Your task: Please continue the essay on Dakar from the point where it stops.

Text:
** Begin **
Purple Magazine
— F/W 2006 issue 6

Senegal

text by GLENN O’BRIEN

 

In the early nineties I visited Dakar, Senegal. I went to look at art and black Africa, where I’d never been. The occasion was a retrospective of the work of Mor Faye, an enormously gifted and imaginative artist who died at the age of 37 in 1984. He is a sort of African Van Gogh, an extraordinary innovator who couldn’t cope with the fevered workings of his brain.

It was a strange trip. I landed in Dakar not knowing what to expect from Black Africa or from an Islamic country. It just so happened that my country had decided to invade an Islamic country, Iraq, days before I left. I didn’t know if I’d get the ugly American treatment, but I knew that it wasn’t my war, it was an oilman’s war. Once I got past the shock of the anarchic airport, and immigration officials telling me that I needed immunizations, which I had been told I didn’t need back in New York (I didn’t particularly want to get a hypodermic in me in Africa), I found myself feeling an extraordinary sense of belonging in Dakar. I felt comfortable and strangely at home. The same feeling I’d had in Tokyo and Paris, but this was a place where I stood out like a neon sign.

Dakar is a cosmopolitan city but it is basically all black and there is considerable poverty. I discovered that I couldn’t walk around alone after I was mobbed downtown by about a dozen children whose hands went through all my pockets before I could beat them off of me. I had to have an escort, a guide and a translator, and very luckily I found one in an extraordinary man. El Hadji Moussa Boubacar Sy is a painter and an important figure in the lively Dakar art world. A tall, imposing man with ebony skin and a magnificent, animated face, El Hadji reminded me a great deal of Peter Tosh. He had that same Rasta Gnostic sense of things. No doubt ever, just pure assurance. If you told Peter Tosh he had confidence he would probably so, “No con! I-fidence!” El Hadji has the same spirit. He showed me his work and it was strong pictorially, combining abstraction with fantastic figuration. Actually his style reminded me a bit of Miles Davis’s painting but more practiced and composed. But El Hadji understood contemporary art and how it works. He understood high concept and he painted empty rice sacks, which he sold for the price of a full sack. When I was with him he was painting on stretchers. Literally, stretchers, those pallets used to carry the sick and the dead, a fantastic pun resonating through the entire idea of African art and history.
** End **
Dataset rows:
** Begin **
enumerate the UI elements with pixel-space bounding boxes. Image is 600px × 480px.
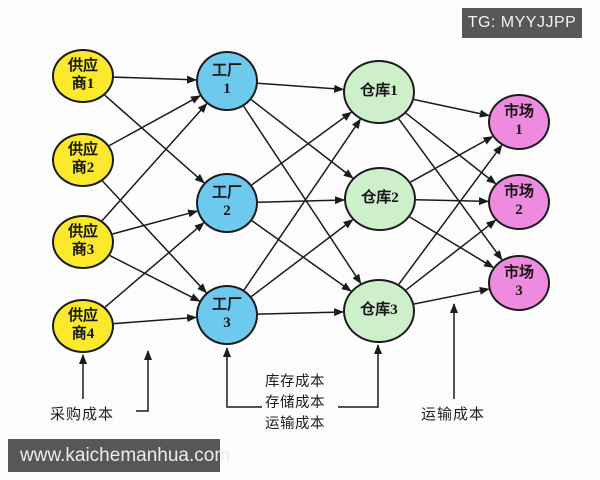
edge-s3-f3 bbox=[109, 254, 201, 302]
node-s3-supplier: 供应 商3 bbox=[52, 215, 114, 269]
edge-f3-w3 bbox=[257, 308, 345, 317]
node-s4-supplier: 供应 商4 bbox=[52, 299, 114, 353]
node-f1-factory: 工厂 1 bbox=[196, 51, 258, 111]
edge-w2-m2 bbox=[415, 197, 490, 206]
edge-s1-f1 bbox=[113, 75, 198, 84]
annotation-arrow-4 bbox=[338, 344, 382, 408]
edge-f2-w2 bbox=[257, 196, 346, 205]
node-m1-market: 市场 1 bbox=[488, 94, 550, 150]
node-w3-warehouse: 仓库3 bbox=[343, 279, 415, 343]
edge-w2-m1 bbox=[410, 135, 494, 183]
edge-s3-f1 bbox=[101, 102, 208, 222]
edge-s3-f2 bbox=[112, 209, 199, 235]
node-w1-warehouse: 仓库1 bbox=[343, 60, 415, 124]
edge-f2-w3 bbox=[251, 220, 352, 292]
site-watermark: www.kaichemanhua.com bbox=[8, 439, 230, 472]
edge-s4-f3 bbox=[113, 314, 198, 325]
annotation-arrow-3 bbox=[223, 347, 262, 408]
node-f3-factory: 工厂 3 bbox=[196, 285, 258, 345]
tg-watermark-badge: TG: MYYJJPP bbox=[462, 8, 582, 38]
edge-s1-f2 bbox=[104, 94, 205, 184]
edge-s4-f2 bbox=[104, 222, 205, 308]
edge-w1-m2 bbox=[405, 112, 497, 185]
node-m2-market: 市场 2 bbox=[488, 174, 550, 230]
node-s2-supplier: 供应 商2 bbox=[52, 133, 114, 187]
inventory-cost-line: 库存成本 bbox=[265, 374, 325, 390]
annotation-arrow-2 bbox=[136, 350, 152, 412]
procurement-cost-label: 采购成本 bbox=[50, 407, 115, 423]
node-s1-supplier: 供应 商1 bbox=[52, 49, 114, 103]
edge-f1-w1 bbox=[257, 82, 345, 93]
edge-w1-m3 bbox=[398, 118, 503, 261]
edge-w3-m2 bbox=[405, 219, 497, 291]
edge-f3-w1 bbox=[243, 118, 361, 291]
node-f2-factory: 工厂 2 bbox=[196, 173, 258, 233]
edge-f3-w2 bbox=[250, 219, 354, 298]
edge-w1-m1 bbox=[413, 98, 490, 118]
edge-f1-w2 bbox=[250, 99, 354, 179]
edge-f1-w3 bbox=[243, 105, 362, 285]
warehouse-transport-cost-line: 运输成本 bbox=[265, 416, 325, 432]
edge-w3-m1 bbox=[398, 144, 503, 285]
node-w2-warehouse: 仓库2 bbox=[344, 167, 416, 231]
warehouse-costs-label: 库存成本 存储成本 运输成本 bbox=[265, 372, 325, 435]
storage-cost-line: 存储成本 bbox=[265, 395, 325, 411]
edge-s2-f3 bbox=[101, 180, 207, 294]
node-m3-market: 市场 3 bbox=[488, 255, 550, 311]
edge-s2-f1 bbox=[108, 95, 201, 147]
edge-w3-m3 bbox=[413, 286, 490, 305]
edge-f2-w1 bbox=[251, 111, 352, 186]
edge-w2-m3 bbox=[409, 216, 495, 269]
transport-cost-label: 运输成本 bbox=[421, 407, 486, 423]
** End **
Result of this exercise:
He knew he had to work outside the studio, too. To make a show not just of paintings, but of himself and his magnificent personality. To that end he was all over Dakar, visiting fellow artists, organizing shows, and making himself a presence in café society. And Dakar is a place with a café society. Each night we dined in excellent restaurants that demonstrate one of the truly great results of the collision between France and its colonies—a fantastic Creole cuisine. We dined and we wined. El Hadji (a name which signifies that he made the pilgrimage to Mecca), was never drunk, but I noticed that his wine glass was never empty either.

He took me to jazz clubs, discos, marketplaces, and the studios of his peers. I was particularly moved by my visit to the island of Goree in the Harbor. This was the point of departure for many thousands of the slaves shipped from West Africa to the Americas. The dungeons where they were held before shipment are still there, as is the fort that protected the slavers.

One night, or actually one morning, as we stayed out very late I said “El Hadji, I don’t understand the way you live. You are a Muslim but here we are every night, drinking wine and talking to these charming ladies.”

El Hadji’s face lit up and he flashed his ivory smile and said, “I am a modern Muslim. I drink wine. I chase women.”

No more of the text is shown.